▶ _EXERCISE DESCRIPTION_
Go through the data below. Pull out every line that has the word "this".

▶ _GIVEN DATA_
┄┄┄┄┄┄

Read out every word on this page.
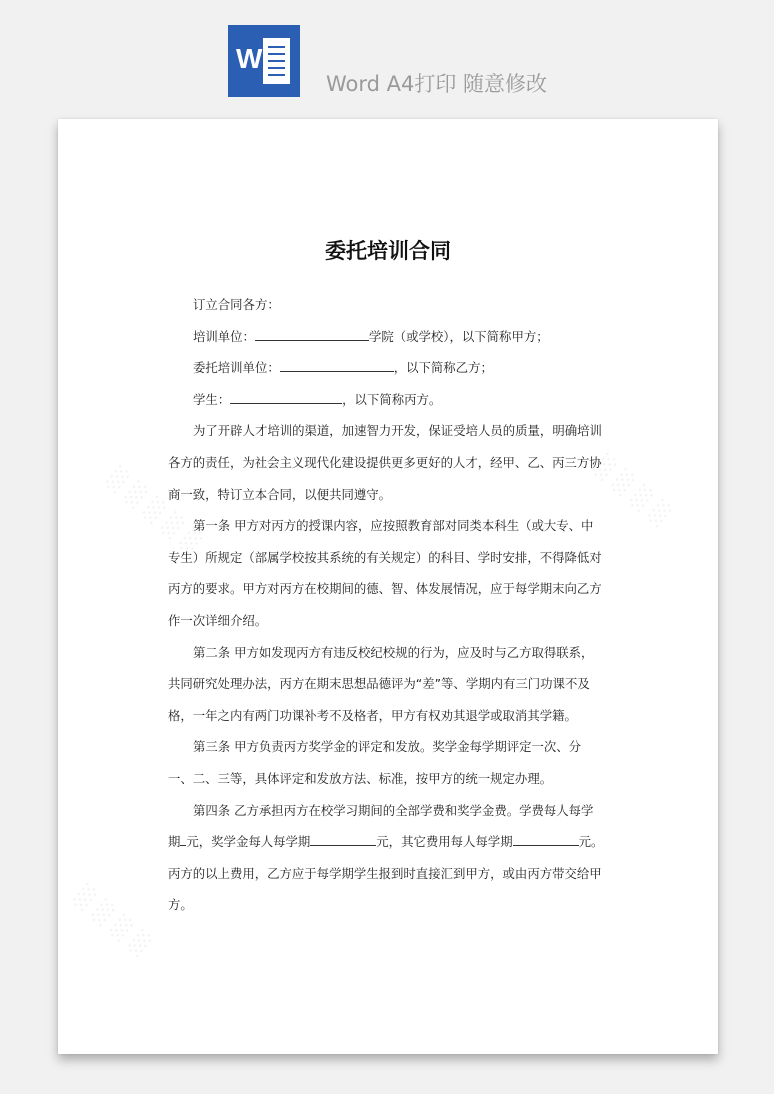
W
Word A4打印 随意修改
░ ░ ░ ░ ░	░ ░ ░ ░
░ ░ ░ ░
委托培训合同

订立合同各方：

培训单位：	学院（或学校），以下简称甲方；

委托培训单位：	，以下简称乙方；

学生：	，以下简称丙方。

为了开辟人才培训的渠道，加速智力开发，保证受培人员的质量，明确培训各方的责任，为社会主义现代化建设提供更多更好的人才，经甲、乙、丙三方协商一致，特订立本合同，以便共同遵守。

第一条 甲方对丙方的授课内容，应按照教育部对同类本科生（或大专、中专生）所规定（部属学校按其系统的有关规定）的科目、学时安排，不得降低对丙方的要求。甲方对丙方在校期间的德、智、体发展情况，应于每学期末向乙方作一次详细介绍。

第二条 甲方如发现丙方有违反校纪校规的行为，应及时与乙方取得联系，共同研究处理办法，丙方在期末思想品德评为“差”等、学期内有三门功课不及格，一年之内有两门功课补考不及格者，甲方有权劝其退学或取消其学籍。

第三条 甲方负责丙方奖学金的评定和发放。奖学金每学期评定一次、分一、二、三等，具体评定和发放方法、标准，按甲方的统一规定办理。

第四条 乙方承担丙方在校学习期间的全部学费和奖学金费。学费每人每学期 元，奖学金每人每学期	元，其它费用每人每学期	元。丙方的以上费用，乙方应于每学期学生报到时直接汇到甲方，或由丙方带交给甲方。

┄┄┄┄┄┄

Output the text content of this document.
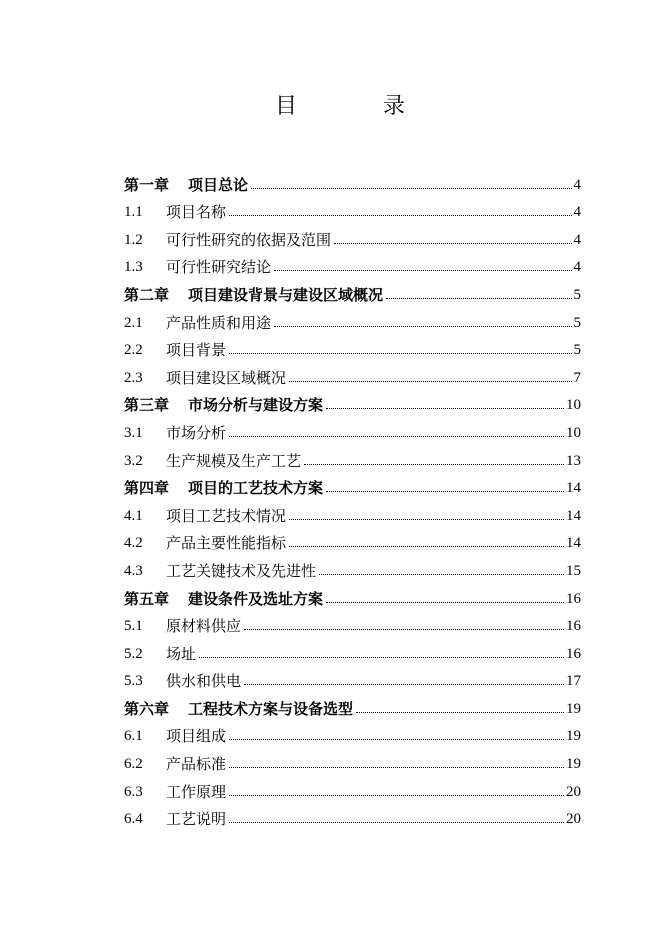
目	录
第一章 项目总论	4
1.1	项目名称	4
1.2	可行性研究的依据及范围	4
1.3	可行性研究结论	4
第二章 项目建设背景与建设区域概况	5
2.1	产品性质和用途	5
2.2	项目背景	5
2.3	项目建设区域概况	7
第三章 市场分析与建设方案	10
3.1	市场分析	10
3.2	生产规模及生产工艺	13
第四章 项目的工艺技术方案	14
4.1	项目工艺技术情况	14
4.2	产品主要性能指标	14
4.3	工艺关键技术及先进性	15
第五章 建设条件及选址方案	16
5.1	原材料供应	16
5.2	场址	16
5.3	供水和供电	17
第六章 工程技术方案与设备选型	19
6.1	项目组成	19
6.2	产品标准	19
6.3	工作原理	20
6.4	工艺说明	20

┄┄┄┄┄┄

▶ _EXPECTED OUTPUT_
Read out every word on this page.
Output the text content of this document.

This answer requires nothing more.